Data entries:
((

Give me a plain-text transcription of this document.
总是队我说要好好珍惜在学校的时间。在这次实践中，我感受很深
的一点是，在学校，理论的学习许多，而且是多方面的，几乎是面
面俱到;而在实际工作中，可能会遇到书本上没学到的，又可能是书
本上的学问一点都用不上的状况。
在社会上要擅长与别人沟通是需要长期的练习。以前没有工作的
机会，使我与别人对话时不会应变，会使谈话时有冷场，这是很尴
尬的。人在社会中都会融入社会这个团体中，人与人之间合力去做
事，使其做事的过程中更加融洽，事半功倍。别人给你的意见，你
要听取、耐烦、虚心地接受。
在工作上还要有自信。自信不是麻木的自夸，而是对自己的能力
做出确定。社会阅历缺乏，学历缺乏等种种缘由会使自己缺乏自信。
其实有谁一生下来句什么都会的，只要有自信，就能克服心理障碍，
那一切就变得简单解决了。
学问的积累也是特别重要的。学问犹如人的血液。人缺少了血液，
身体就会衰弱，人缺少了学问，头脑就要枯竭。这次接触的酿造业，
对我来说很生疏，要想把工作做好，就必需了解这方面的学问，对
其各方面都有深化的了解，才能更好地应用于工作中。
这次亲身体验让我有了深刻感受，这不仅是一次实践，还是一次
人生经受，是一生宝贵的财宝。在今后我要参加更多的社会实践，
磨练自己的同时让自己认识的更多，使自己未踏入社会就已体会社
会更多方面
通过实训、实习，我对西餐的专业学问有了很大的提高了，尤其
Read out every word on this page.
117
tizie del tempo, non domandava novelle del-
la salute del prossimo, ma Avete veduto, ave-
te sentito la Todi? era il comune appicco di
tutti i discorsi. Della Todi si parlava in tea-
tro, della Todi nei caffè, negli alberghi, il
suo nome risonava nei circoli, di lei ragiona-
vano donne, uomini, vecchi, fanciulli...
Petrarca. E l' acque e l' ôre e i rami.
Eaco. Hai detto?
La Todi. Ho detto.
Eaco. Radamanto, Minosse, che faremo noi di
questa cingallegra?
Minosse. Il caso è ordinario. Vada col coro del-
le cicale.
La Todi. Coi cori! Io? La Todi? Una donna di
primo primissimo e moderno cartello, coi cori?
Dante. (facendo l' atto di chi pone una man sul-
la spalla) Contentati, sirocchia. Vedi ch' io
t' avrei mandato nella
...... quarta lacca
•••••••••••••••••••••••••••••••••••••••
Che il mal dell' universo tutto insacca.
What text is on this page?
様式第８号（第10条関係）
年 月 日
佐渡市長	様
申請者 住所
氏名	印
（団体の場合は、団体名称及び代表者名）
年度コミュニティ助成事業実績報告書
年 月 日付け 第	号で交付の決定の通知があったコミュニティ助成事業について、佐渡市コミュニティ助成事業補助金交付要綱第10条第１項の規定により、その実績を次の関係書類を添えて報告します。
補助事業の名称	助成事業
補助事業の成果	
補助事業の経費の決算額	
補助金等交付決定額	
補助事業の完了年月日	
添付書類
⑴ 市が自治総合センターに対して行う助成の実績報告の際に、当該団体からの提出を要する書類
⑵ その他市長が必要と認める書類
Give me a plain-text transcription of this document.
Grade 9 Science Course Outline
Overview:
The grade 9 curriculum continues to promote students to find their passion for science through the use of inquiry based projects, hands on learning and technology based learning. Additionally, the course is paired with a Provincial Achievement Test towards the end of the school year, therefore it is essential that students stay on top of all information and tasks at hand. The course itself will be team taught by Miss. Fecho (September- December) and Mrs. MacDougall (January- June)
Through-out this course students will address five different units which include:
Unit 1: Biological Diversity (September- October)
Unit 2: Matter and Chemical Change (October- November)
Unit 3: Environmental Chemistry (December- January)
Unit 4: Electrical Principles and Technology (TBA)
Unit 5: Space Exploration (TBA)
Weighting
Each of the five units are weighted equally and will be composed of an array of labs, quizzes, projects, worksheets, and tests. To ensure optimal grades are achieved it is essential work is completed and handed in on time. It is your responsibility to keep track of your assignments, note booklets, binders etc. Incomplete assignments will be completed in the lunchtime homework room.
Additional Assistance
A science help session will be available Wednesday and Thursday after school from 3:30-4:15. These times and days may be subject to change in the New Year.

))

### Problem statement
Collect the complete line wherever the string "Todi" appears in the records.

### Correct response
te sentito la Todi? era il comune appicco di
tutti i discorsi. Della Todi si parlava in tea-
tro, della Todi nei caffè, negli alberghi, il
La Todi. Ho detto.
La Todi. Coi cori! Io? La Todi? Una donna di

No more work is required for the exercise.